**Material for this task**
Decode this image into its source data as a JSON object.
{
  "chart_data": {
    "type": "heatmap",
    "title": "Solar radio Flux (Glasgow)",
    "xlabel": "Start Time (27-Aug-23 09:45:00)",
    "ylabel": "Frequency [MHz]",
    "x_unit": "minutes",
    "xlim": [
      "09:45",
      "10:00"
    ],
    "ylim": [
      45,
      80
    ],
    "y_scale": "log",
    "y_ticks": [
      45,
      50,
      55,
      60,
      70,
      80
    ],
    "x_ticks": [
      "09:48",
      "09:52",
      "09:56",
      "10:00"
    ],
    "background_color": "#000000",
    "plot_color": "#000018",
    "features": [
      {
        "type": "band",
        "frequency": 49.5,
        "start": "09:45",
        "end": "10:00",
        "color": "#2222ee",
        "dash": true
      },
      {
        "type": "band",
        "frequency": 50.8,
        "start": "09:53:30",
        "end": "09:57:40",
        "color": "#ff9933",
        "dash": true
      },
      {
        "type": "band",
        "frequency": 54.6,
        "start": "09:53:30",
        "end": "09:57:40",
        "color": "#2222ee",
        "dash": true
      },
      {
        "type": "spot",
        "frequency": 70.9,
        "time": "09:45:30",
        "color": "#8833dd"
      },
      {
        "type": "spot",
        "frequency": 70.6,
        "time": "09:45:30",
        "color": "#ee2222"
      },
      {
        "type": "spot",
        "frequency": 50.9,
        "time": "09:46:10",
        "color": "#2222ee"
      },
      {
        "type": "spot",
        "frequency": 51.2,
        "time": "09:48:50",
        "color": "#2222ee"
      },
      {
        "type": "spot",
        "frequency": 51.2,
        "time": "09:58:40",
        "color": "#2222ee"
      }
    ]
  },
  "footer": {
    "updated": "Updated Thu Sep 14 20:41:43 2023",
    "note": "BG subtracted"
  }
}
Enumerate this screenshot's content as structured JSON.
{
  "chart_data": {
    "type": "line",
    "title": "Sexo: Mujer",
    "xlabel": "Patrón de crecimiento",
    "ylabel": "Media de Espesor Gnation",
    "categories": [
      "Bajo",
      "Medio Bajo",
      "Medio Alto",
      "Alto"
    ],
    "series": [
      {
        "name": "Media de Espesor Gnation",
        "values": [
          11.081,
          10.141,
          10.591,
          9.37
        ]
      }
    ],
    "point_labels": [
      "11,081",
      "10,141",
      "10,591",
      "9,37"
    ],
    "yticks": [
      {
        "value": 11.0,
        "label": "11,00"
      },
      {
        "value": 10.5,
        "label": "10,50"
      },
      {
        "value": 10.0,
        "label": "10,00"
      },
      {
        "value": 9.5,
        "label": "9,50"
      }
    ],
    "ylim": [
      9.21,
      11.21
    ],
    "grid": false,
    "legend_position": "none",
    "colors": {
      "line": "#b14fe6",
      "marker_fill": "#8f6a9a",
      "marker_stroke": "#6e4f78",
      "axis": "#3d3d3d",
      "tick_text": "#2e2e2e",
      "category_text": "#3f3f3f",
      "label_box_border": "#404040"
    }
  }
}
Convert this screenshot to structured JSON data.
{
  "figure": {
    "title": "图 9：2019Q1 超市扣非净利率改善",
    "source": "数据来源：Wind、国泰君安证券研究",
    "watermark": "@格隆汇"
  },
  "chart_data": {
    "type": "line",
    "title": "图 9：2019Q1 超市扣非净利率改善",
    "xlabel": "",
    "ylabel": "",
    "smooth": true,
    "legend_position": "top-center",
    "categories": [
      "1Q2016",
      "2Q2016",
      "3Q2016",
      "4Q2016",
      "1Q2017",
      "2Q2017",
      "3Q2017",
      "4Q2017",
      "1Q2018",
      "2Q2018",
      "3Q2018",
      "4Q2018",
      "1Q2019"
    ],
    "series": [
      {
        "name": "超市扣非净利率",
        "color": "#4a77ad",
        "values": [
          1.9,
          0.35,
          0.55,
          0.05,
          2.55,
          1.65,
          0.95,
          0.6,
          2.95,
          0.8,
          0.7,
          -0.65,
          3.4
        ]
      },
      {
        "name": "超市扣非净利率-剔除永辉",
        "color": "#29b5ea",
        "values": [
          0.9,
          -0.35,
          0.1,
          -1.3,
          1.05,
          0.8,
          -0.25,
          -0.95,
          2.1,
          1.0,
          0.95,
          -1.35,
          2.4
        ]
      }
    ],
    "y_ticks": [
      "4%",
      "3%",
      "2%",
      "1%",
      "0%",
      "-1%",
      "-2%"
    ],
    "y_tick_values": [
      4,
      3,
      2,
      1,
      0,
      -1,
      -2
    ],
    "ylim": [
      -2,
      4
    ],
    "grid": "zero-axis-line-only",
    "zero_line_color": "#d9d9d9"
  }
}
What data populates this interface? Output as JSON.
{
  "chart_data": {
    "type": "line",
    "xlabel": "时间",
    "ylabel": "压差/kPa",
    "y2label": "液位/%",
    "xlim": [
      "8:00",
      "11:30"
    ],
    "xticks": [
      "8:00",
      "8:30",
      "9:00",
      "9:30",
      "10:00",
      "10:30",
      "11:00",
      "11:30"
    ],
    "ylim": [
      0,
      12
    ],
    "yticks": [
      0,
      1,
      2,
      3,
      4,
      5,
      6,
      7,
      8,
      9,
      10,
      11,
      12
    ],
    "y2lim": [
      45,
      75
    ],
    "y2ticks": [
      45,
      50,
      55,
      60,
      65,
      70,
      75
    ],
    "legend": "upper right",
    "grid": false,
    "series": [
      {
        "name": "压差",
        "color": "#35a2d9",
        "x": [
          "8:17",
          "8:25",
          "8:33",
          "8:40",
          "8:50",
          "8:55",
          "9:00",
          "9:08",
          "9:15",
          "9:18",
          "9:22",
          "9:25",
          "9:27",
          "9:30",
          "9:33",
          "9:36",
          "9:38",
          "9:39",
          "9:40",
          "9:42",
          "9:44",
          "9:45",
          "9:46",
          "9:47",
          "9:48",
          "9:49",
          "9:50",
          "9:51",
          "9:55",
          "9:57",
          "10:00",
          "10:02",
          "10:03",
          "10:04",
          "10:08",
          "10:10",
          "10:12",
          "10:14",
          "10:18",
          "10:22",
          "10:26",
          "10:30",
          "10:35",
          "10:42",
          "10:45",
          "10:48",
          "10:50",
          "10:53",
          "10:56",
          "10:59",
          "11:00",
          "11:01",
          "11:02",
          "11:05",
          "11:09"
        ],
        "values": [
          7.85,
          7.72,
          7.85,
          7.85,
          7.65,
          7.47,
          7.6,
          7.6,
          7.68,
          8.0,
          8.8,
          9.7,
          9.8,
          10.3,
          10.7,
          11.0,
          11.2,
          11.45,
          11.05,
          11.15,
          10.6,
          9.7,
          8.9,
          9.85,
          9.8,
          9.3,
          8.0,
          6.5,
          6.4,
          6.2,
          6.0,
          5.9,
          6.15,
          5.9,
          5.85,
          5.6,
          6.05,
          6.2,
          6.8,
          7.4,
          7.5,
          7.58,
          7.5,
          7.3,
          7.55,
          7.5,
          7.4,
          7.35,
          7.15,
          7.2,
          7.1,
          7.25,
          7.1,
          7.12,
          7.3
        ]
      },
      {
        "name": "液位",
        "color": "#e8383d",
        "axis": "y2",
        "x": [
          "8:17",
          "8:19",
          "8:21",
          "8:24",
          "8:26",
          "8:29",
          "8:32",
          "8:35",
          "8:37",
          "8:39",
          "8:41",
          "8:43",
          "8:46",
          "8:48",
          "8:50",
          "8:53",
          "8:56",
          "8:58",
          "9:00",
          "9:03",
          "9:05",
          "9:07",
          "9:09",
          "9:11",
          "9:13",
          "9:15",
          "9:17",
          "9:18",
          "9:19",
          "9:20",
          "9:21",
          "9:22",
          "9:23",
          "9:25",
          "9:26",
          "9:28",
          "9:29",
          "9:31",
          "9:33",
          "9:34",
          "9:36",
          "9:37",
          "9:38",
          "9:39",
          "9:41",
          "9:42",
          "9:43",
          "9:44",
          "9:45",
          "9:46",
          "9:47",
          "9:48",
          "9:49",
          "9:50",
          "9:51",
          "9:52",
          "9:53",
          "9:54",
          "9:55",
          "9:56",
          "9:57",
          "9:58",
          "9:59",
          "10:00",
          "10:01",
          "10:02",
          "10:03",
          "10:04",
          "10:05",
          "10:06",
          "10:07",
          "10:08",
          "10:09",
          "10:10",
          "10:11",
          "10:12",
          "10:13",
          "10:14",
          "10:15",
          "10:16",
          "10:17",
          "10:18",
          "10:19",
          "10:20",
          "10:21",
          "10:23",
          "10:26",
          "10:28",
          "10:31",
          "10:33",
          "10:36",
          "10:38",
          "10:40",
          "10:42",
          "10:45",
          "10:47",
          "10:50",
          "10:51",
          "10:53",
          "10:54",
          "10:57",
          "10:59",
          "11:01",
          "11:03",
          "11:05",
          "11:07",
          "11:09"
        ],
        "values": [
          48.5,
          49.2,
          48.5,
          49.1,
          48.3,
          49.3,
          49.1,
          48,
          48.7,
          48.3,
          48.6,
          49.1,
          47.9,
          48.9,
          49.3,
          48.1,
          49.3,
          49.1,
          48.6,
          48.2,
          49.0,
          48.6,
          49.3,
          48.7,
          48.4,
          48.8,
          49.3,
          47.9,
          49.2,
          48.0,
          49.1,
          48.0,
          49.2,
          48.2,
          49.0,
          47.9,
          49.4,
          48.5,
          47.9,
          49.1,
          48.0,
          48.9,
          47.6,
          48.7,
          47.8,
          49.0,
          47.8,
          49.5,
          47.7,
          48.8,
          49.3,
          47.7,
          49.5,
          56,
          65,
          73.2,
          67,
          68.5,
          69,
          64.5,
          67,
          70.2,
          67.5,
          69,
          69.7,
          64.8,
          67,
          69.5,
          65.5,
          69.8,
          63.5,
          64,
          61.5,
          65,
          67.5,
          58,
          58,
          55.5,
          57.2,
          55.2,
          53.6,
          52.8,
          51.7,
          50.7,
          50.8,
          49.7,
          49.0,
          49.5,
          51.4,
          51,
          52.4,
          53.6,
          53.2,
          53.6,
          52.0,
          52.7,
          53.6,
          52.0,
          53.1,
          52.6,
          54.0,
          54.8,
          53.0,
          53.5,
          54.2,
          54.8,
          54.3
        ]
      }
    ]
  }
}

**Exercise instructions**
Write out every line of the entries that holds the word "title".

**Expected answer**
    "title": "Solar radio Flux (Glasgow)",
    "title": "Sexo: Mujer",
    "title": "图 9：2019Q1 超市扣非净利率改善",
    "title": "图 9：2019Q1 超市扣非净利率改善",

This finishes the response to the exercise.